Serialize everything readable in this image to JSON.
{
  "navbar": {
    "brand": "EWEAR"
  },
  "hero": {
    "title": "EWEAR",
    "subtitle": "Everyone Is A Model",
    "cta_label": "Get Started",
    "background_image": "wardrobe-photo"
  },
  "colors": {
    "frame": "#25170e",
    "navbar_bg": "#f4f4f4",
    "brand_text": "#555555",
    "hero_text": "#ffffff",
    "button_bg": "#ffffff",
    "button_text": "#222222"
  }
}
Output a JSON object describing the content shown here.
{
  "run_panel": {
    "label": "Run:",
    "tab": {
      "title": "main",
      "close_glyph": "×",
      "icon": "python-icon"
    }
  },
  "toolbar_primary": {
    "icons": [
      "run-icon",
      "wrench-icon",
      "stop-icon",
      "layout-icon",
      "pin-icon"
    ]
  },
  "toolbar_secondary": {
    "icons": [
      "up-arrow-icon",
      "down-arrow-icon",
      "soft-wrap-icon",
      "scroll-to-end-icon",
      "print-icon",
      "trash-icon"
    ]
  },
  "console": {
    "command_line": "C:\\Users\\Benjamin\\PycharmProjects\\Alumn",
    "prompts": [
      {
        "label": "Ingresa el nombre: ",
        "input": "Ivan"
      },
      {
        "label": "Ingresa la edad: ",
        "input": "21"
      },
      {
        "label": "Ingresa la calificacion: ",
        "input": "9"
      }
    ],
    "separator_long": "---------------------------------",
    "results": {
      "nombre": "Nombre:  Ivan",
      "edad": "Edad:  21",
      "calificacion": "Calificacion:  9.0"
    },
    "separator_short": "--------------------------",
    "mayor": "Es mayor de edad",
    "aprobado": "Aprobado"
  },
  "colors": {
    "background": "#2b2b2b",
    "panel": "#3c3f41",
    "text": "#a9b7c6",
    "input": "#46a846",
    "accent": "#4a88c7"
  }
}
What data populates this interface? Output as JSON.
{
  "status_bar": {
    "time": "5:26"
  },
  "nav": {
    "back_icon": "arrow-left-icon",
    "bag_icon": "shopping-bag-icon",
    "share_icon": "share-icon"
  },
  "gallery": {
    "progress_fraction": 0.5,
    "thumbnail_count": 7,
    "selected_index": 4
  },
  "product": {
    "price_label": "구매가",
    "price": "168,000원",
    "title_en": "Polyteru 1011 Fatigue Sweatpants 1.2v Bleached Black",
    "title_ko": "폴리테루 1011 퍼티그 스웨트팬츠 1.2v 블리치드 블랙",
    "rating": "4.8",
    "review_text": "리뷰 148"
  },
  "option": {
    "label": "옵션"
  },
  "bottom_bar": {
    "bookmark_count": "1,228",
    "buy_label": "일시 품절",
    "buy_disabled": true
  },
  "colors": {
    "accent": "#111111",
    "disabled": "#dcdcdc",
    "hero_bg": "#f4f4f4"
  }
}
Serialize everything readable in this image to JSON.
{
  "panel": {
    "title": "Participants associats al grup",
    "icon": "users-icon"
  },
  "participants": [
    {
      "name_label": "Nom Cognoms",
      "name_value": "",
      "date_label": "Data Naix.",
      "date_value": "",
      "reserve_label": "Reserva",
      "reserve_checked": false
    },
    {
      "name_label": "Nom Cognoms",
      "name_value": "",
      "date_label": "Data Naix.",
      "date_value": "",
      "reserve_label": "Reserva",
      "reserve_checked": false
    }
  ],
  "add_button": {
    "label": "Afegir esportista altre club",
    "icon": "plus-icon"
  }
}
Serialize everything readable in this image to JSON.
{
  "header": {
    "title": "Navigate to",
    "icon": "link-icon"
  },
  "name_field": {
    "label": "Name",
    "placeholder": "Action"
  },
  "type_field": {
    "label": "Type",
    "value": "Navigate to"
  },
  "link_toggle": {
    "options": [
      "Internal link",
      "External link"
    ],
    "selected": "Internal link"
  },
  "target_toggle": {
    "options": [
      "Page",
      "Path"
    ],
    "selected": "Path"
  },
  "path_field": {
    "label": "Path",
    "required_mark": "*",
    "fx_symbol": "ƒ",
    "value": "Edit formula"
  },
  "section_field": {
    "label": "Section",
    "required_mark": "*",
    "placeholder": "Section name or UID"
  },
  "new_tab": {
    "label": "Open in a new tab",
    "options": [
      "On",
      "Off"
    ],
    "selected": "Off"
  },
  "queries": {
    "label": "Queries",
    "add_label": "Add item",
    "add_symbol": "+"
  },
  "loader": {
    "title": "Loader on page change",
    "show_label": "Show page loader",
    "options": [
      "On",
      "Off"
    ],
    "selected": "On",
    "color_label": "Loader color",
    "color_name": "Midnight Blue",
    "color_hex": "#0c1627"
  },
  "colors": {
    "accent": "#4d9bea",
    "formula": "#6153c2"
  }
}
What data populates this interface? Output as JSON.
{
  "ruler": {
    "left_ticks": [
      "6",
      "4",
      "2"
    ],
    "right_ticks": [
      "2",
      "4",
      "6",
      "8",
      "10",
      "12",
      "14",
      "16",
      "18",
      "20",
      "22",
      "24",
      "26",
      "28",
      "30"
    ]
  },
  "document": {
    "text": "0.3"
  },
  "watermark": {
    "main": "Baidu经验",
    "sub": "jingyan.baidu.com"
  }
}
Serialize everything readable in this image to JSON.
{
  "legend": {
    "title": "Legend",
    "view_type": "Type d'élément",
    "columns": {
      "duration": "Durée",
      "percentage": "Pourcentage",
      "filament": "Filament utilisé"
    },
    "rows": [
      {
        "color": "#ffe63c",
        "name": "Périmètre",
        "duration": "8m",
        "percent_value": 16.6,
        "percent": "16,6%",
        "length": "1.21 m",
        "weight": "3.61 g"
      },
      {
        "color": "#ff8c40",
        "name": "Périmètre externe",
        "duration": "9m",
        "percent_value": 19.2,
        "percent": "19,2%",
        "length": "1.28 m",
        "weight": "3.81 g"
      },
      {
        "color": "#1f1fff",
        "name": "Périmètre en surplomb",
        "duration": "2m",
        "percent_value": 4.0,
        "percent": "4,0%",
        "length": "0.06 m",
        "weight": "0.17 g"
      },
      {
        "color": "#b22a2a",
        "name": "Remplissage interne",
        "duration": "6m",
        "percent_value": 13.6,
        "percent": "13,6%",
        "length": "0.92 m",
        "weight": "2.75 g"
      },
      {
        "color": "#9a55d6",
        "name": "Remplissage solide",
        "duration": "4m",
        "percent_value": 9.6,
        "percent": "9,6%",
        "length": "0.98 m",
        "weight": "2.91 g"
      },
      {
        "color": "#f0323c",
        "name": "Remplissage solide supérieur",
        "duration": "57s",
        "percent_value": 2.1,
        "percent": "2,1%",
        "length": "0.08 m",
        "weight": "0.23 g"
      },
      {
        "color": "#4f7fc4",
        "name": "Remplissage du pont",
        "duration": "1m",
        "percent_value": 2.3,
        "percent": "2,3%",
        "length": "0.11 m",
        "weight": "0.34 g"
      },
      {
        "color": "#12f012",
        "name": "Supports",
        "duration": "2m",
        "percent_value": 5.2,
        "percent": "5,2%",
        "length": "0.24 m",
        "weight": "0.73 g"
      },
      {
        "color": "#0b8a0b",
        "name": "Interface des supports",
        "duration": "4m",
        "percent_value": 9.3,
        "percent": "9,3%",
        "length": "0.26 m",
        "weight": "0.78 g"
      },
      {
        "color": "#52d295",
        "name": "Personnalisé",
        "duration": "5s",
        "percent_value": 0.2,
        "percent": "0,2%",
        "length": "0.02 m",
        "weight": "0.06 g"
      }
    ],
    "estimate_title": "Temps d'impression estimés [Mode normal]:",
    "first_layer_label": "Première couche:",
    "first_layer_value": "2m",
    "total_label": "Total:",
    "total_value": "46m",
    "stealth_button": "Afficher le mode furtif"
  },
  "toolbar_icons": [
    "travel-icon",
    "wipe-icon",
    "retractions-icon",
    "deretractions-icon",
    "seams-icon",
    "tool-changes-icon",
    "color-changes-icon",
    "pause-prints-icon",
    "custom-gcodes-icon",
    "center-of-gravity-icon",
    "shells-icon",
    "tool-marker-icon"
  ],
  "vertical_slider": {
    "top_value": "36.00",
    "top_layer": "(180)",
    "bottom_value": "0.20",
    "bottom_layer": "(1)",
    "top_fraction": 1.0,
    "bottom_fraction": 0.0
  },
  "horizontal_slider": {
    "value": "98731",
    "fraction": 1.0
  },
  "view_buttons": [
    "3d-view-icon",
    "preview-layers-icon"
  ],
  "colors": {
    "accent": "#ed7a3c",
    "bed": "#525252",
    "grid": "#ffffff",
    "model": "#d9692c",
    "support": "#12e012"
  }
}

§ REQUIRED TASK:
Show all lines above holding "calificacion".

§ ANSWER TO THIS PROBLEM:
        "label": "Ingresa la calificacion: ",
      "calificacion": "Calificacion:  9.0"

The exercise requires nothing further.